## REQUIREMENTS
Review the lines that follow and copy each one that contains the word "price".

## DATASET EXTRACT
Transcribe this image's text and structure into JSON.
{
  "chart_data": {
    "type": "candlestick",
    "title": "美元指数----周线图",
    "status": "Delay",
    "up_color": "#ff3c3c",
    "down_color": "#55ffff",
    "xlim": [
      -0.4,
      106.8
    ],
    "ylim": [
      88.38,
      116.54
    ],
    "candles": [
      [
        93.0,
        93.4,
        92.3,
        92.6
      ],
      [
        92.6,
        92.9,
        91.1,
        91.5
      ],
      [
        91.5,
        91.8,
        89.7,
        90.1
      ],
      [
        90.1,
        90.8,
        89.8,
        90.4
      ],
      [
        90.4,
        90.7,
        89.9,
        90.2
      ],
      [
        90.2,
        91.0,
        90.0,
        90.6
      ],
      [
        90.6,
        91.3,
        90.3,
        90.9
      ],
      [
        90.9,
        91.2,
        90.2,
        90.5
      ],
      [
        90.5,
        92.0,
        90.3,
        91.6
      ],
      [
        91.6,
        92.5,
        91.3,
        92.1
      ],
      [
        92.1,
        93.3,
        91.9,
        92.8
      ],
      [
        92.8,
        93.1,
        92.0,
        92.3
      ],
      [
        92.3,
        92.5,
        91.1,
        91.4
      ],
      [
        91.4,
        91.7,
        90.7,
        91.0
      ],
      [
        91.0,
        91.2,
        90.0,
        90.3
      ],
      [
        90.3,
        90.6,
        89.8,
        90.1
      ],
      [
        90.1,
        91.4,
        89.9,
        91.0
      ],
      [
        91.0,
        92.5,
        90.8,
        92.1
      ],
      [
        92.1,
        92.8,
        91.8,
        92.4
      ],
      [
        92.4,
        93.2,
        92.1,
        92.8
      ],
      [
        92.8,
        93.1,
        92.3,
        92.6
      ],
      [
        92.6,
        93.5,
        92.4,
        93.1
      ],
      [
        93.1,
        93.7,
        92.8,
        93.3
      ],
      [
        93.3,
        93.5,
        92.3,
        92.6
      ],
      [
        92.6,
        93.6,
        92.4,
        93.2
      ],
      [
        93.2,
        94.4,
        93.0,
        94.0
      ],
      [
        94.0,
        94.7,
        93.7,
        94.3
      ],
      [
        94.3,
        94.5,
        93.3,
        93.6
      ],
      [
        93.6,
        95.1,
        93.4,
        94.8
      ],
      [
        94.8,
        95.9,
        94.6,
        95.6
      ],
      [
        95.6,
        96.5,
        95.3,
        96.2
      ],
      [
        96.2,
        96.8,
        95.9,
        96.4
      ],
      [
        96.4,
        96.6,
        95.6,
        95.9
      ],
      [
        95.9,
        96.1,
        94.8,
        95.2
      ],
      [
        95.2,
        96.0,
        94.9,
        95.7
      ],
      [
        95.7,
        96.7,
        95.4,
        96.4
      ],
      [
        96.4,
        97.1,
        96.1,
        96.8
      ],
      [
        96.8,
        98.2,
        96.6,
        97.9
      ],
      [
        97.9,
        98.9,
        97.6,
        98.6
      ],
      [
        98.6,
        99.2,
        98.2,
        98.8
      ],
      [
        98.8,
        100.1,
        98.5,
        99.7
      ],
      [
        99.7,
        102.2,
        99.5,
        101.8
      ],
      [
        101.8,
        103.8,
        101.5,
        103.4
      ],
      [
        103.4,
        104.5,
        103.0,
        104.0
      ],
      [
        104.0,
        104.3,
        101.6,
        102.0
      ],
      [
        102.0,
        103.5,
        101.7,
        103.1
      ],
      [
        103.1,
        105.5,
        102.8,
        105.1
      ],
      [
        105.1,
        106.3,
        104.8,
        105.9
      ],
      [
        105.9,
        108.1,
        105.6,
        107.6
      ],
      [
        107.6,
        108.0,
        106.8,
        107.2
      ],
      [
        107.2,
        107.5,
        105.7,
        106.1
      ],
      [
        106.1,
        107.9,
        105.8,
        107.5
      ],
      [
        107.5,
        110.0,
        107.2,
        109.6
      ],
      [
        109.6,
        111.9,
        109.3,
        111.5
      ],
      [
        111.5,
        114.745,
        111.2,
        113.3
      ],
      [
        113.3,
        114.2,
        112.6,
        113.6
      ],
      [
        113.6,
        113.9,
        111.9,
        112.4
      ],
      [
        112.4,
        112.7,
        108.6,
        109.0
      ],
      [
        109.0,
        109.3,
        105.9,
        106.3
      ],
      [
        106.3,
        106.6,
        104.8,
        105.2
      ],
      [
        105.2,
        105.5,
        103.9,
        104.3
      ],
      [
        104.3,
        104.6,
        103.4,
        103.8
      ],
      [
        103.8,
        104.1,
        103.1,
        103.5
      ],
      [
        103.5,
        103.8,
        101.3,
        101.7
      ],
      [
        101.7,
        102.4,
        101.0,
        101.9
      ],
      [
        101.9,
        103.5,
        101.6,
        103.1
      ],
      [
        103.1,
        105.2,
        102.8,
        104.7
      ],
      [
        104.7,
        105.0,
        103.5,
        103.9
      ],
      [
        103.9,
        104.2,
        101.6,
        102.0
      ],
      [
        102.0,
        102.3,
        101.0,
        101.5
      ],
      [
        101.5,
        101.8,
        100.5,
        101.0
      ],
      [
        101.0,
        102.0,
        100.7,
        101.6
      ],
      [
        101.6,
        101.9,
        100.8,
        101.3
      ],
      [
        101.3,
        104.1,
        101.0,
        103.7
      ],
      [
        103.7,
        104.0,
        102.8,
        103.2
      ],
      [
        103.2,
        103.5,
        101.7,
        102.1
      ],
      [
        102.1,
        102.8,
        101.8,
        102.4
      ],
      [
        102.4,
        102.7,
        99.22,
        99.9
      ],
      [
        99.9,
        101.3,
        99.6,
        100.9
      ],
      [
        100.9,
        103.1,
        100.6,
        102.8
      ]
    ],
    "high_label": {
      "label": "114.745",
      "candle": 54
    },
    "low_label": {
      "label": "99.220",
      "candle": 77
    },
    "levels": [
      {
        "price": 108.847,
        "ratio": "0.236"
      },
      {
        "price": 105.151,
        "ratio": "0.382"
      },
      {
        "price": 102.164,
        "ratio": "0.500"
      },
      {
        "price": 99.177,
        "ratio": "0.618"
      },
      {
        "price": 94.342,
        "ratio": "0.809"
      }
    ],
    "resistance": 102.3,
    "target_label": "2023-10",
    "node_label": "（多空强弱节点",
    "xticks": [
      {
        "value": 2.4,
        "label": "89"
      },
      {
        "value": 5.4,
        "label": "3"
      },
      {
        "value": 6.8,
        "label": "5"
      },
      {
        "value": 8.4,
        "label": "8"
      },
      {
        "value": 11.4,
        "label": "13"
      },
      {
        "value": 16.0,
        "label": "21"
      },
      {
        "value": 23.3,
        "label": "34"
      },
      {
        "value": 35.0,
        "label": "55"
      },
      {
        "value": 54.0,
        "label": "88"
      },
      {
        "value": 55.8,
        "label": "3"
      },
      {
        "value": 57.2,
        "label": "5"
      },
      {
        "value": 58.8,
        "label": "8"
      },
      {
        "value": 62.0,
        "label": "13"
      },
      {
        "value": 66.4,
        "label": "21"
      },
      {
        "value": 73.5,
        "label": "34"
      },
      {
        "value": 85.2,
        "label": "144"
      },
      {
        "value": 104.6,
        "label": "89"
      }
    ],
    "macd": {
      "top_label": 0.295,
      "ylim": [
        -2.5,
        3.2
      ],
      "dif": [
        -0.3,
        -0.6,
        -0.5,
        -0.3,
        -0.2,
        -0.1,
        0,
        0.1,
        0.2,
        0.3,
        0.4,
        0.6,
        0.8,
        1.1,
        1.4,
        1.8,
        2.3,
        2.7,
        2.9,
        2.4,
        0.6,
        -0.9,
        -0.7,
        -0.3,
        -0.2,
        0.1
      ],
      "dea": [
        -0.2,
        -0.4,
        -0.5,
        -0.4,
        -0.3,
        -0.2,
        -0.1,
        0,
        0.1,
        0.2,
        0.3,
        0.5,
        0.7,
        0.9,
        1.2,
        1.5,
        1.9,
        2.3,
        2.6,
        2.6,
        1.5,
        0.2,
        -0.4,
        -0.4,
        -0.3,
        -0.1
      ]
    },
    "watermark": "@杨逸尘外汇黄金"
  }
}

## OUTPUT OF THE EXERCISE
        "price": 108.847,
        "price": 105.151,
        "price": 102.164,
        "price": 99.177,
        "price": 94.342,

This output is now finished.